#### [Task material]
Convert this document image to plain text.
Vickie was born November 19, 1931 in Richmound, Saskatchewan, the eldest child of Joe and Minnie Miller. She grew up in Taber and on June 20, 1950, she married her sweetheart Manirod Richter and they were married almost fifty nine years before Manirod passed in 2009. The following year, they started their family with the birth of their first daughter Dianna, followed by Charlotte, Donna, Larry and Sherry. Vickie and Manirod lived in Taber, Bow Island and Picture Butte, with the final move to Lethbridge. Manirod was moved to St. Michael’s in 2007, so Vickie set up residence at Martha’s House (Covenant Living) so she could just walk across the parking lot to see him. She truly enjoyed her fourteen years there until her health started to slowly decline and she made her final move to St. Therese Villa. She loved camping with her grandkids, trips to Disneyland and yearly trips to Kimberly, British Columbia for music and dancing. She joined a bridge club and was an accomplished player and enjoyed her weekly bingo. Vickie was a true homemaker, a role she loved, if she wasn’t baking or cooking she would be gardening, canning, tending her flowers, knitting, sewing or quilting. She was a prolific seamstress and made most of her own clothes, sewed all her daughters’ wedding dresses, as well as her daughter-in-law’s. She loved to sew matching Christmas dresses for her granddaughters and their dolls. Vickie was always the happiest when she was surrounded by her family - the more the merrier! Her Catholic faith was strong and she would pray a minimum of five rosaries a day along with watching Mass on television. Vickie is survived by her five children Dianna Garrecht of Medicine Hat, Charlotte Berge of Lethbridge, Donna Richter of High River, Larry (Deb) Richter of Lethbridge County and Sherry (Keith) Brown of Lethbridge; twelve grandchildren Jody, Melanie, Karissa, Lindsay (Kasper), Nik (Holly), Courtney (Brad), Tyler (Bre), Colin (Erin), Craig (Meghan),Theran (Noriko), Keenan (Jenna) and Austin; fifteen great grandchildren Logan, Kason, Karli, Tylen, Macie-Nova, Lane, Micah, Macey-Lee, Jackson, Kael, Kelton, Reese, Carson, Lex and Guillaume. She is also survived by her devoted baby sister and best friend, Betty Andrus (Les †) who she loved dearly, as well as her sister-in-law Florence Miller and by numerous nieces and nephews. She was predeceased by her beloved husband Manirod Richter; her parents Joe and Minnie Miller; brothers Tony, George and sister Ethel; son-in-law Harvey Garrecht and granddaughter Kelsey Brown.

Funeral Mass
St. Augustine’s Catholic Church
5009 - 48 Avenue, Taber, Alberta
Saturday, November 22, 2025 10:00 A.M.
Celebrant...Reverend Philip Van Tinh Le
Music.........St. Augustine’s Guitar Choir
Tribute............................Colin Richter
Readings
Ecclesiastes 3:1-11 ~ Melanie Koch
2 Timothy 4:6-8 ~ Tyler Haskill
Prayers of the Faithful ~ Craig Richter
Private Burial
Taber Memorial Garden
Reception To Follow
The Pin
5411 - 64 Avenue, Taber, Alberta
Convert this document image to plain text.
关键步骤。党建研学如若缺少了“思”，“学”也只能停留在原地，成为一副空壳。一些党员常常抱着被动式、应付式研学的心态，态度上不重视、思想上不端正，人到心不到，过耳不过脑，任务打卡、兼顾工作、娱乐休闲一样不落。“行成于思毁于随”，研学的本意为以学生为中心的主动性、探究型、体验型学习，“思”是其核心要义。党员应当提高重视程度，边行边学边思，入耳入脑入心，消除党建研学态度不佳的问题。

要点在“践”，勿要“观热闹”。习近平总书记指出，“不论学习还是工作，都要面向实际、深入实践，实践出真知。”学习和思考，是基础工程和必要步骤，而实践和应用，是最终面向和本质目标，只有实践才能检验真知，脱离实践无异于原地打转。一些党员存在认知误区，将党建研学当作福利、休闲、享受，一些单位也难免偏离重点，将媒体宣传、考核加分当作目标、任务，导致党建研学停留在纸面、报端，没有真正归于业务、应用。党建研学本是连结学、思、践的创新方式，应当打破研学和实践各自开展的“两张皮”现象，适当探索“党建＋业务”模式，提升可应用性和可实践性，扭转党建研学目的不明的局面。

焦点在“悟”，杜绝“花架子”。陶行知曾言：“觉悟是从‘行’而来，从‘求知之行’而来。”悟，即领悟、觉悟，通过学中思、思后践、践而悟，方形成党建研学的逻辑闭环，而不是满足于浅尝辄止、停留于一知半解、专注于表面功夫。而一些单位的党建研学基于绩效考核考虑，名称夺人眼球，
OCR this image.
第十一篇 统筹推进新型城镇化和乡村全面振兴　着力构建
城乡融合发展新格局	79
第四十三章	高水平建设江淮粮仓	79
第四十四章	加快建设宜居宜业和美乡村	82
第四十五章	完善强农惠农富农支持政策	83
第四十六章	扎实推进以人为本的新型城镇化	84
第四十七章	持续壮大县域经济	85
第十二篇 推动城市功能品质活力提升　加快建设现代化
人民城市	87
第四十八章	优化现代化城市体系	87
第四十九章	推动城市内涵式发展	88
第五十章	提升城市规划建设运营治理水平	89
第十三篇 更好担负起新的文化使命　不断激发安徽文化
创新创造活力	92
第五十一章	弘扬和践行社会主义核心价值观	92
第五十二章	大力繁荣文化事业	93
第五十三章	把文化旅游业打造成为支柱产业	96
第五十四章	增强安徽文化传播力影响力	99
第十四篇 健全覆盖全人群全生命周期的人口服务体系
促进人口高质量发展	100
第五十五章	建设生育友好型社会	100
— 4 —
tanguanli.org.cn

#### [Set task]
Restate the listing in full, word for word.

#### [Problem solution]
Convert this document image to plain text.
Vickie was born November 19, 1931 in Richmound, Saskatchewan, the eldest child of Joe and Minnie Miller. She grew up in Taber and on June 20, 1950, she married her sweetheart Manirod Richter and they were married almost fifty nine years before Manirod passed in 2009. The following year, they started their family with the birth of their first daughter Dianna, followed by Charlotte, Donna, Larry and Sherry. Vickie and Manirod lived in Taber, Bow Island and Picture Butte, with the final move to Lethbridge. Manirod was moved to St. Michael’s in 2007, so Vickie set up residence at Martha’s House (Covenant Living) so she could just walk across the parking lot to see him. She truly enjoyed her fourteen years there until her health started to slowly decline and she made her final move to St. Therese Villa. She loved camping with her grandkids, trips to Disneyland and yearly trips to Kimberly, British Columbia for music and dancing. She joined a bridge club and was an accomplished player and enjoyed her weekly bingo. Vickie was a true homemaker, a role she loved, if she wasn’t baking or cooking she would be gardening, canning, tending her flowers, knitting, sewing or quilting. She was a prolific seamstress and made most of her own clothes, sewed all her daughters’ wedding dresses, as well as her daughter-in-law’s. She loved to sew matching Christmas dresses for her granddaughters and their dolls. Vickie was always the happiest when she was surrounded by her family - the more the merrier! Her Catholic faith was strong and she would pray a minimum of five rosaries a day along with watching Mass on television. Vickie is survived by her five children Dianna Garrecht of Medicine Hat, Charlotte Berge of Lethbridge, Donna Richter of High River, Larry (Deb) Richter of Lethbridge County and Sherry (Keith) Brown of Lethbridge; twelve grandchildren Jody, Melanie, Karissa, Lindsay (Kasper), Nik (Holly), Courtney (Brad), Tyler (Bre), Colin (Erin), Craig (Meghan),Theran (Noriko), Keenan (Jenna) and Austin; fifteen great grandchildren Logan, Kason, Karli, Tylen, Macie-Nova, Lane, Micah, Macey-Lee, Jackson, Kael, Kelton, Reese, Carson, Lex and Guillaume. She is also survived by her devoted baby sister and best friend, Betty Andrus (Les †) who she loved dearly, as well as her sister-in-law Florence Miller and by numerous nieces and nephews. She was predeceased by her beloved husband Manirod Richter; her parents Joe and Minnie Miller; brothers Tony, George and sister Ethel; son-in-law Harvey Garrecht and granddaughter Kelsey Brown.

Funeral Mass
St. Augustine’s Catholic Church
5009 - 48 Avenue, Taber, Alberta
Saturday, November 22, 2025 10:00 A.M.
Celebrant...Reverend Philip Van Tinh Le
Music.........St. Augustine’s Guitar Choir
Tribute............................Colin Richter
Readings
Ecclesiastes 3:1-11 ~ Melanie Koch
2 Timothy 4:6-8 ~ Tyler Haskill
Prayers of the Faithful ~ Craig Richter
Private Burial
Taber Memorial Garden
Reception To Follow
The Pin
5411 - 64 Avenue, Taber, Alberta
Convert this document image to plain text.
关键步骤。党建研学如若缺少了“思”，“学”也只能停留在原地，成为一副空壳。一些党员常常抱着被动式、应付式研学的心态，态度上不重视、思想上不端正，人到心不到，过耳不过脑，任务打卡、兼顾工作、娱乐休闲一样不落。“行成于思毁于随”，研学的本意为以学生为中心的主动性、探究型、体验型学习，“思”是其核心要义。党员应当提高重视程度，边行边学边思，入耳入脑入心，消除党建研学态度不佳的问题。

要点在“践”，勿要“观热闹”。习近平总书记指出，“不论学习还是工作，都要面向实际、深入实践，实践出真知。”学习和思考，是基础工程和必要步骤，而实践和应用，是最终面向和本质目标，只有实践才能检验真知，脱离实践无异于原地打转。一些党员存在认知误区，将党建研学当作福利、休闲、享受，一些单位也难免偏离重点，将媒体宣传、考核加分当作目标、任务，导致党建研学停留在纸面、报端，没有真正归于业务、应用。党建研学本是连结学、思、践的创新方式，应当打破研学和实践各自开展的“两张皮”现象，适当探索“党建＋业务”模式，提升可应用性和可实践性，扭转党建研学目的不明的局面。

焦点在“悟”，杜绝“花架子”。陶行知曾言：“觉悟是从‘行’而来，从‘求知之行’而来。”悟，即领悟、觉悟，通过学中思、思后践、践而悟，方形成党建研学的逻辑闭环，而不是满足于浅尝辄止、停留于一知半解、专注于表面功夫。而一些单位的党建研学基于绩效考核考虑，名称夺人眼球，
OCR this image.
第十一篇 统筹推进新型城镇化和乡村全面振兴　着力构建
城乡融合发展新格局	79
第四十三章	高水平建设江淮粮仓	79
第四十四章	加快建设宜居宜业和美乡村	82
第四十五章	完善强农惠农富农支持政策	83
第四十六章	扎实推进以人为本的新型城镇化	84
第四十七章	持续壮大县域经济	85
第十二篇 推动城市功能品质活力提升　加快建设现代化
人民城市	87
第四十八章	优化现代化城市体系	87
第四十九章	推动城市内涵式发展	88
第五十章	提升城市规划建设运营治理水平	89
第十三篇 更好担负起新的文化使命　不断激发安徽文化
创新创造活力	92
第五十一章	弘扬和践行社会主义核心价值观	92
第五十二章	大力繁荣文化事业	93
第五十三章	把文化旅游业打造成为支柱产业	96
第五十四章	增强安徽文化传播力影响力	99
第十四篇 健全覆盖全人群全生命周期的人口服务体系
促进人口高质量发展	100
第五十五章	建设生育友好型社会	100
— 4 —
tanguanli.org.cn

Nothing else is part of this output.